EXERCISE PROMPT
Identify all lines in the data containing the string "from". Copy them out.

# # # #

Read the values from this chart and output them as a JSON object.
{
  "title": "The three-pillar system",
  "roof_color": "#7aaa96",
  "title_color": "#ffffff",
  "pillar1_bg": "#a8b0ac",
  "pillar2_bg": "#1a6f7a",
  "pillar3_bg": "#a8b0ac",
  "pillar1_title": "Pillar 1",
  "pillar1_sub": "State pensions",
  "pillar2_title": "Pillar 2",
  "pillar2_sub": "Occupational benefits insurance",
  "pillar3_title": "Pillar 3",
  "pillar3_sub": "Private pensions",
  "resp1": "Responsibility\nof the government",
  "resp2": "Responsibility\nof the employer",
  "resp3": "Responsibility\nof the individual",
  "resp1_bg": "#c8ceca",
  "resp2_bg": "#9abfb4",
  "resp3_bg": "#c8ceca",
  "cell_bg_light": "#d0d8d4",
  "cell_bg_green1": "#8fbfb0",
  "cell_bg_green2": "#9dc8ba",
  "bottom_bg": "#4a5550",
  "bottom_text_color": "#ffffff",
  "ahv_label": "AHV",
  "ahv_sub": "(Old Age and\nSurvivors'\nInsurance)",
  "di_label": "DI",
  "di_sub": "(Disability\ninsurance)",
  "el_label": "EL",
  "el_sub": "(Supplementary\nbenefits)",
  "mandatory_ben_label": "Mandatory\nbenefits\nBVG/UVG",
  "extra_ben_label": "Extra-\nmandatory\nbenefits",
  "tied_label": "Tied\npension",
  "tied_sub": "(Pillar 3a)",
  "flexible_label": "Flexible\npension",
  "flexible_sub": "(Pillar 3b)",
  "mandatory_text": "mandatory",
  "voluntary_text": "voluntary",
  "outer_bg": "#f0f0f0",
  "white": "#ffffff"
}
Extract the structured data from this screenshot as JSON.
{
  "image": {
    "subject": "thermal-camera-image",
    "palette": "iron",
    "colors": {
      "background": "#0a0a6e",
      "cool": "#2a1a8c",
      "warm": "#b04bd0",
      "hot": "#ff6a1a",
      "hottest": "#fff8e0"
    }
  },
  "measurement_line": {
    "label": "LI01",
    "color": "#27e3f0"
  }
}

# # # #

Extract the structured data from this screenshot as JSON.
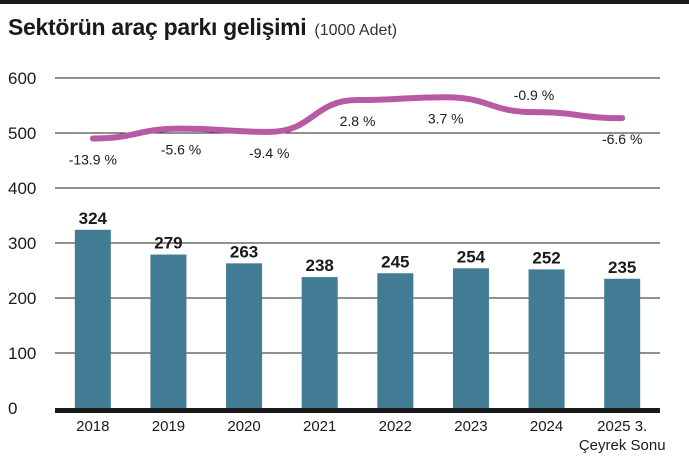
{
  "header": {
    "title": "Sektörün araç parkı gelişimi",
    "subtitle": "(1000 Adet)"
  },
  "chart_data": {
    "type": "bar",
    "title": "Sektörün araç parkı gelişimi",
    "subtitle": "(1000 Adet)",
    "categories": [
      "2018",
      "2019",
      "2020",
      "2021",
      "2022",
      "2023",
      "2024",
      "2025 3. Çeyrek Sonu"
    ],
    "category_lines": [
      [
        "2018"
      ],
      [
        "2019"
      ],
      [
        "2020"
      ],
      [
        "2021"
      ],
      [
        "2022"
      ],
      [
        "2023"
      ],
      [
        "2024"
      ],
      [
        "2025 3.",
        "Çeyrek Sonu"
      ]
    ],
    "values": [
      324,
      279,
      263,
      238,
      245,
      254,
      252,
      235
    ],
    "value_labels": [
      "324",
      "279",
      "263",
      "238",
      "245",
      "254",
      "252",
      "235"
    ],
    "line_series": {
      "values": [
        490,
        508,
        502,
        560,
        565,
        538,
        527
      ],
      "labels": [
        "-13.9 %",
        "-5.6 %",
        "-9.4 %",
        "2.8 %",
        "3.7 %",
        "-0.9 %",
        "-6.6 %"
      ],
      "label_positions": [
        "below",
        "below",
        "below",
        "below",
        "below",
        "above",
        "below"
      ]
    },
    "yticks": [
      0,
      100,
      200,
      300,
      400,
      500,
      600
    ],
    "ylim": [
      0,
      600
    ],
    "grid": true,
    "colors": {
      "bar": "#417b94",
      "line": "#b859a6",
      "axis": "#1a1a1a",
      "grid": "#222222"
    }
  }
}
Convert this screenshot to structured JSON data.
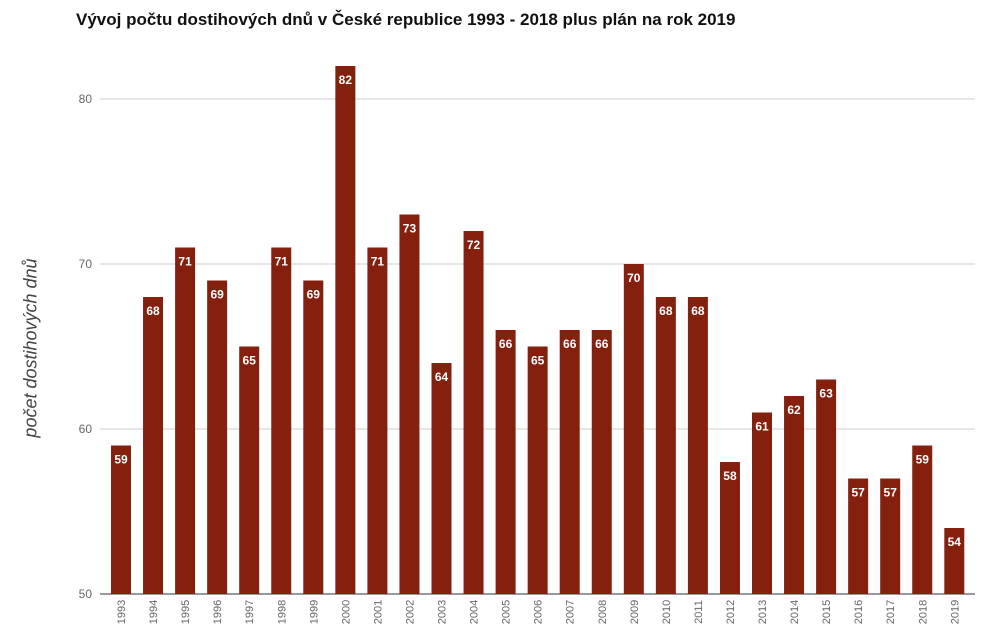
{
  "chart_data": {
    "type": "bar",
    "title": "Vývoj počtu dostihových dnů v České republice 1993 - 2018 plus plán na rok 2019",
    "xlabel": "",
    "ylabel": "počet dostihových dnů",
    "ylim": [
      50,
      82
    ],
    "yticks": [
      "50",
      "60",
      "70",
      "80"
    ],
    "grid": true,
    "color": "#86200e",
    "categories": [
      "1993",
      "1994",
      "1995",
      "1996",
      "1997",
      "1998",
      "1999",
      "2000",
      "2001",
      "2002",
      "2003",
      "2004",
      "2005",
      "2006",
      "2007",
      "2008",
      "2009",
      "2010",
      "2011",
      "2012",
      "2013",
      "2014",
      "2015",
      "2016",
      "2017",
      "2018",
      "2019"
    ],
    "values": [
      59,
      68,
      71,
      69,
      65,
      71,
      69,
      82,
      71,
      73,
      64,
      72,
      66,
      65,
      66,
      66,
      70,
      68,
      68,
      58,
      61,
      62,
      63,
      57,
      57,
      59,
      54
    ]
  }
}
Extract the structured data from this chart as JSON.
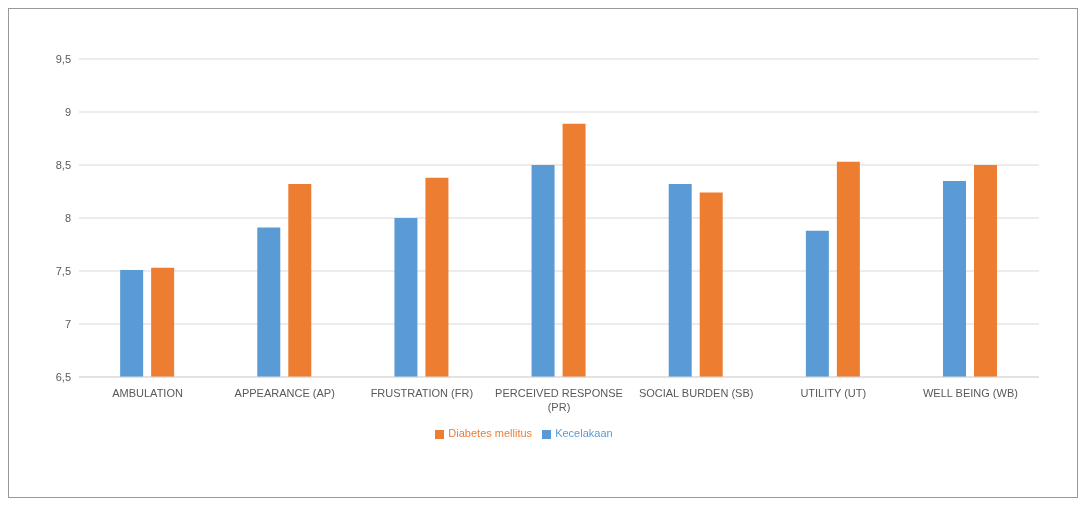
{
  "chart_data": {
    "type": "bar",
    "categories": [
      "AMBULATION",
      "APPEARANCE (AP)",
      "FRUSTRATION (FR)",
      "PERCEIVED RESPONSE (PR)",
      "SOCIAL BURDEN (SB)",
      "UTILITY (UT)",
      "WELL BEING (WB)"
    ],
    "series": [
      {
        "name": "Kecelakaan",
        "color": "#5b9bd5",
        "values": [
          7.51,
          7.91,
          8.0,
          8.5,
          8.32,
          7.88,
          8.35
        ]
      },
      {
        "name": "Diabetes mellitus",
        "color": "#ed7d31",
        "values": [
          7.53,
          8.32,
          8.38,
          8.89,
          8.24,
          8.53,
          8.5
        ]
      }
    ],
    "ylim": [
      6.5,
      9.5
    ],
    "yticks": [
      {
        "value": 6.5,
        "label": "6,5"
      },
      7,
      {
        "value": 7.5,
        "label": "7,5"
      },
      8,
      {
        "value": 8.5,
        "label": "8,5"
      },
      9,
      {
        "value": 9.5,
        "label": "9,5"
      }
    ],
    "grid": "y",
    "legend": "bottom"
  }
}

# # # #

REPLY TO THE TASK
Read the values from this chart and output them as a JSON object.
Extract the structured data from this screenshot as JSON.
Extract the structured data from this screenshot as JSON.
Extract the structured data from this chart as JSON.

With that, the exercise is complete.